[Dataset rows about figures]
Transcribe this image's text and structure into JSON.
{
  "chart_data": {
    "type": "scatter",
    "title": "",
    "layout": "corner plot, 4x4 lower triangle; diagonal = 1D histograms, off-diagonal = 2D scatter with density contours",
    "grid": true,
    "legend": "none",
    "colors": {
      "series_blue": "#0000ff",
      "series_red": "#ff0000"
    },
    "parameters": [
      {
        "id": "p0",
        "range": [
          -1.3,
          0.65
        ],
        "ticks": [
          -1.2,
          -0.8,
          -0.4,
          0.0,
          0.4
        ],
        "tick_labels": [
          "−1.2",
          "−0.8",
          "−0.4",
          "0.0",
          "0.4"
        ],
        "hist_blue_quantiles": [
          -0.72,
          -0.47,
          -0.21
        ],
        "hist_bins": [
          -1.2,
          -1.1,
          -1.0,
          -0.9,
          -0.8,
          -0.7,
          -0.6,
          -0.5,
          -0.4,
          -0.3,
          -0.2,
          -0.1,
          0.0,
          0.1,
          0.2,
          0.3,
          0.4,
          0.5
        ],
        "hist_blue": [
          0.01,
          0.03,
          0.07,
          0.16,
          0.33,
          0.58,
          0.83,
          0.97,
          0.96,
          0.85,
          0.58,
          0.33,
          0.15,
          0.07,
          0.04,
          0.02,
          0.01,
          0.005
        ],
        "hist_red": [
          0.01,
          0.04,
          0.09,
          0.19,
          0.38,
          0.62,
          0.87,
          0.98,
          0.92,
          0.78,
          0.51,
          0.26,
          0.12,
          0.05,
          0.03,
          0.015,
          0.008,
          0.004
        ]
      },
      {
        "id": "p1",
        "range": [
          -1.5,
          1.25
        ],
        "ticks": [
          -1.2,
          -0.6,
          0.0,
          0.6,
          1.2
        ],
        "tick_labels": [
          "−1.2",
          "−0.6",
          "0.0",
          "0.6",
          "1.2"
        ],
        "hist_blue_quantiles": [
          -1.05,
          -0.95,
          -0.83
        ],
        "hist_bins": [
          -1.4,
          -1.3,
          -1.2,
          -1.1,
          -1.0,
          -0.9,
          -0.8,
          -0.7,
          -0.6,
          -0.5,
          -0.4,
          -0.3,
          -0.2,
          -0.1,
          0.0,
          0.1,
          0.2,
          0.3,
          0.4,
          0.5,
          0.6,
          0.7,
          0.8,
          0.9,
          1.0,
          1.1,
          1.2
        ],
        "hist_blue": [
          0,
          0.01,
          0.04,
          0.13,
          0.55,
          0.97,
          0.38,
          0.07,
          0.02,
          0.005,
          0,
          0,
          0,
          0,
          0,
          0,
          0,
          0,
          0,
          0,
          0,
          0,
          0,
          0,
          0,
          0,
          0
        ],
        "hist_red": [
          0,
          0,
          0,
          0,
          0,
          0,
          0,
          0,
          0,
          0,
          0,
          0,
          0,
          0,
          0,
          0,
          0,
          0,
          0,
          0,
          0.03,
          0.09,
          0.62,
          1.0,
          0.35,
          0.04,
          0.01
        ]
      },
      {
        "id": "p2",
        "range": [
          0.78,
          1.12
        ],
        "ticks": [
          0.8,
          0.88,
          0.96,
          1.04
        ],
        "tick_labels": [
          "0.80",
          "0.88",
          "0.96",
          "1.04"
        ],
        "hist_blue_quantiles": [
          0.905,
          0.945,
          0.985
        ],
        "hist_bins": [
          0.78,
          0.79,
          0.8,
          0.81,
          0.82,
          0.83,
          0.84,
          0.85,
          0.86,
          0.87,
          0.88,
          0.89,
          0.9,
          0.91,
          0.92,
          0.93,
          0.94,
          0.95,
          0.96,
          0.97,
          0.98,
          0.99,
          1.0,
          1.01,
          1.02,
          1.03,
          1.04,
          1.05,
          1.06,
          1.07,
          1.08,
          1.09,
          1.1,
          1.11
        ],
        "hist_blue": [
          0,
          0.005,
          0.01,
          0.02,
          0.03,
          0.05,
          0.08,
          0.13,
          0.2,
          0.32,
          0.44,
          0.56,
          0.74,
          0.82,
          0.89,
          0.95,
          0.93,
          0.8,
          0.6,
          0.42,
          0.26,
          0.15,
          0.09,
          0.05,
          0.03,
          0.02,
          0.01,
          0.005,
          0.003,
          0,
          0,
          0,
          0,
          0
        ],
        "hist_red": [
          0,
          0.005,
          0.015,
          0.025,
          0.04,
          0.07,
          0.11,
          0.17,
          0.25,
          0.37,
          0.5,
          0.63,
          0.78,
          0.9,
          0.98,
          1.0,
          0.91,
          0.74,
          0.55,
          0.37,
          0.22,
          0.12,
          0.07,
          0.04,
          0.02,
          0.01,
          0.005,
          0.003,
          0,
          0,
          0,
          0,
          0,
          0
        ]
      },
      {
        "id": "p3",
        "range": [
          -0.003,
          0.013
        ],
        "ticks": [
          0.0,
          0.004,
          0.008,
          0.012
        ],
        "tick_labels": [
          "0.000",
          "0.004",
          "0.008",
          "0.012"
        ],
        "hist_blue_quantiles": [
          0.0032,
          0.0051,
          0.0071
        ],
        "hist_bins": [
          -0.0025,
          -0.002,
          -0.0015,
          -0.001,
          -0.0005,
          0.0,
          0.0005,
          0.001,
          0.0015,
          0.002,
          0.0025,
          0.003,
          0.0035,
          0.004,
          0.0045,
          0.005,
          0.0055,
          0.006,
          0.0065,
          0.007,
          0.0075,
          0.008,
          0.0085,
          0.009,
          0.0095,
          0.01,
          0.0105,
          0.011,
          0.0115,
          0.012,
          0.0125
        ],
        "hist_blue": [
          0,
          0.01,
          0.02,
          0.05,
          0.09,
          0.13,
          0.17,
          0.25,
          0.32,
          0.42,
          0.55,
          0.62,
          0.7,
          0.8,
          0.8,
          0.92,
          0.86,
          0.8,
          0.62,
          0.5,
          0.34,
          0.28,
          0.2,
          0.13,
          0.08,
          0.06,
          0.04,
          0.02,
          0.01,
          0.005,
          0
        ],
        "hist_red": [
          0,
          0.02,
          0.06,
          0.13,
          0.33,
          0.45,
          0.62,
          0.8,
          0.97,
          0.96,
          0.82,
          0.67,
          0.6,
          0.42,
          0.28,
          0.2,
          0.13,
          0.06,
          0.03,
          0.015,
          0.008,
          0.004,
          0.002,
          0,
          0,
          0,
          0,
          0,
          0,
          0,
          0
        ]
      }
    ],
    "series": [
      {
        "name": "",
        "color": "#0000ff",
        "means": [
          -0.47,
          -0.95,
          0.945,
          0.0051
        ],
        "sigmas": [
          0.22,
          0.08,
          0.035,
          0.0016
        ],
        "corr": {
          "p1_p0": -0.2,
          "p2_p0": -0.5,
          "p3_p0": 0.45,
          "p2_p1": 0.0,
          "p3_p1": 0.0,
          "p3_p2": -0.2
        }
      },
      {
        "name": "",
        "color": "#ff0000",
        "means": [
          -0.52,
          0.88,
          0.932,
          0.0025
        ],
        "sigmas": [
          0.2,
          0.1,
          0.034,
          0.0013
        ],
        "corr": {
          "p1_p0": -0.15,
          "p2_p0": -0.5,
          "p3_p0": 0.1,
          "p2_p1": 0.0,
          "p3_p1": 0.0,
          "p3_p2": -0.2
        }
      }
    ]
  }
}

• [PROBLEM DETAILS]: Reproduce the material above, every line of it, exactly.

• [TASK RESPONSE]:
Transcribe this image's text and structure into JSON.
{
  "chart_data": {
    "type": "scatter",
    "title": "",
    "layout": "corner plot, 4x4 lower triangle; diagonal = 1D histograms, off-diagonal = 2D scatter with density contours",
    "grid": true,
    "legend": "none",
    "colors": {
      "series_blue": "#0000ff",
      "series_red": "#ff0000"
    },
    "parameters": [
      {
        "id": "p0",
        "range": [
          -1.3,
          0.65
        ],
        "ticks": [
          -1.2,
          -0.8,
          -0.4,
          0.0,
          0.4
        ],
        "tick_labels": [
          "−1.2",
          "−0.8",
          "−0.4",
          "0.0",
          "0.4"
        ],
        "hist_blue_quantiles": [
          -0.72,
          -0.47,
          -0.21
        ],
        "hist_bins": [
          -1.2,
          -1.1,
          -1.0,
          -0.9,
          -0.8,
          -0.7,
          -0.6,
          -0.5,
          -0.4,
          -0.3,
          -0.2,
          -0.1,
          0.0,
          0.1,
          0.2,
          0.3,
          0.4,
          0.5
        ],
        "hist_blue": [
          0.01,
          0.03,
          0.07,
          0.16,
          0.33,
          0.58,
          0.83,
          0.97,
          0.96,
          0.85,
          0.58,
          0.33,
          0.15,
          0.07,
          0.04,
          0.02,
          0.01,
          0.005
        ],
        "hist_red": [
          0.01,
          0.04,
          0.09,
          0.19,
          0.38,
          0.62,
          0.87,
          0.98,
          0.92,
          0.78,
          0.51,
          0.26,
          0.12,
          0.05,
          0.03,
          0.015,
          0.008,
          0.004
        ]
      },
      {
        "id": "p1",
        "range": [
          -1.5,
          1.25
        ],
        "ticks": [
          -1.2,
          -0.6,
          0.0,
          0.6,
          1.2
        ],
        "tick_labels": [
          "−1.2",
          "−0.6",
          "0.0",
          "0.6",
          "1.2"
        ],
        "hist_blue_quantiles": [
          -1.05,
          -0.95,
          -0.83
        ],
        "hist_bins": [
          -1.4,
          -1.3,
          -1.2,
          -1.1,
          -1.0,
          -0.9,
          -0.8,
          -0.7,
          -0.6,
          -0.5,
          -0.4,
          -0.3,
          -0.2,
          -0.1,
          0.0,
          0.1,
          0.2,
          0.3,
          0.4,
          0.5,
          0.6,
          0.7,
          0.8,
          0.9,
          1.0,
          1.1,
          1.2
        ],
        "hist_blue": [
          0,
          0.01,
          0.04,
          0.13,
          0.55,
          0.97,
          0.38,
          0.07,
          0.02,
          0.005,
          0,
          0,
          0,
          0,
          0,
          0,
          0,
          0,
          0,
          0,
          0,
          0,
          0,
          0,
          0,
          0,
          0
        ],
        "hist_red": [
          0,
          0,
          0,
          0,
          0,
          0,
          0,
          0,
          0,
          0,
          0,
          0,
          0,
          0,
          0,
          0,
          0,
          0,
          0,
          0,
          0.03,
          0.09,
          0.62,
          1.0,
          0.35,
          0.04,
          0.01
        ]
      },
      {
        "id": "p2",
        "range": [
          0.78,
          1.12
        ],
        "ticks": [
          0.8,
          0.88,
          0.96,
          1.04
        ],
        "tick_labels": [
          "0.80",
          "0.88",
          "0.96",
          "1.04"
        ],
        "hist_blue_quantiles": [
          0.905,
          0.945,
          0.985
        ],
        "hist_bins": [
          0.78,
          0.79,
          0.8,
          0.81,
          0.82,
          0.83,
          0.84,
          0.85,
          0.86,
          0.87,
          0.88,
          0.89,
          0.9,
          0.91,
          0.92,
          0.93,
          0.94,
          0.95,
          0.96,
          0.97,
          0.98,
          0.99,
          1.0,
          1.01,
          1.02,
          1.03,
          1.04,
          1.05,
          1.06,
          1.07,
          1.08,
          1.09,
          1.1,
          1.11
        ],
        "hist_blue": [
          0,
          0.005,
          0.01,
          0.02,
          0.03,
          0.05,
          0.08,
          0.13,
          0.2,
          0.32,
          0.44,
          0.56,
          0.74,
          0.82,
          0.89,
          0.95,
          0.93,
          0.8,
          0.6,
          0.42,
          0.26,
          0.15,
          0.09,
          0.05,
          0.03,
          0.02,
          0.01,
          0.005,
          0.003,
          0,
          0,
          0,
          0,
          0
        ],
        "hist_red": [
          0,
          0.005,
          0.015,
          0.025,
          0.04,
          0.07,
          0.11,
          0.17,
          0.25,
          0.37,
          0.5,
          0.63,
          0.78,
          0.9,
          0.98,
          1.0,
          0.91,
          0.74,
          0.55,
          0.37,
          0.22,
          0.12,
          0.07,
          0.04,
          0.02,
          0.01,
          0.005,
          0.003,
          0,
          0,
          0,
          0,
          0,
          0
        ]
      },
      {
        "id": "p3",
        "range": [
          -0.003,
          0.013
        ],
        "ticks": [
          0.0,
          0.004,
          0.008,
          0.012
        ],
        "tick_labels": [
          "0.000",
          "0.004",
          "0.008",
          "0.012"
        ],
        "hist_blue_quantiles": [
          0.0032,
          0.0051,
          0.0071
        ],
        "hist_bins": [
          -0.0025,
          -0.002,
          -0.0015,
          -0.001,
          -0.0005,
          0.0,
          0.0005,
          0.001,
          0.0015,
          0.002,
          0.0025,
          0.003,
          0.0035,
          0.004,
          0.0045,
          0.005,
          0.0055,
          0.006,
          0.0065,
          0.007,
          0.0075,
          0.008,
          0.0085,
          0.009,
          0.0095,
          0.01,
          0.0105,
          0.011,
          0.0115,
          0.012,
          0.0125
        ],
        "hist_blue": [
          0,
          0.01,
          0.02,
          0.05,
          0.09,
          0.13,
          0.17,
          0.25,
          0.32,
          0.42,
          0.55,
          0.62,
          0.7,
          0.8,
          0.8,
          0.92,
          0.86,
          0.8,
          0.62,
          0.5,
          0.34,
          0.28,
          0.2,
          0.13,
          0.08,
          0.06,
          0.04,
          0.02,
          0.01,
          0.005,
          0
        ],
        "hist_red": [
          0,
          0.02,
          0.06,
          0.13,
          0.33,
          0.45,
          0.62,
          0.8,
          0.97,
          0.96,
          0.82,
          0.67,
          0.6,
          0.42,
          0.28,
          0.2,
          0.13,
          0.06,
          0.03,
          0.015,
          0.008,
          0.004,
          0.002,
          0,
          0,
          0,
          0,
          0,
          0,
          0,
          0
        ]
      }
    ],
    "series": [
      {
        "name": "",
        "color": "#0000ff",
        "means": [
          -0.47,
          -0.95,
          0.945,
          0.0051
        ],
        "sigmas": [
          0.22,
          0.08,
          0.035,
          0.0016
        ],
        "corr": {
          "p1_p0": -0.2,
          "p2_p0": -0.5,
          "p3_p0": 0.45,
          "p2_p1": 0.0,
          "p3_p1": 0.0,
          "p3_p2": -0.2
        }
      },
      {
        "name": "",
        "color": "#ff0000",
        "means": [
          -0.52,
          0.88,
          0.932,
          0.0025
        ],
        "sigmas": [
          0.2,
          0.1,
          0.034,
          0.0013
        ],
        "corr": {
          "p1_p0": -0.15,
          "p2_p0": -0.5,
          "p3_p0": 0.1,
          "p2_p1": 0.0,
          "p3_p1": 0.0,
          "p3_p2": -0.2
        }
      }
    ]
  }
}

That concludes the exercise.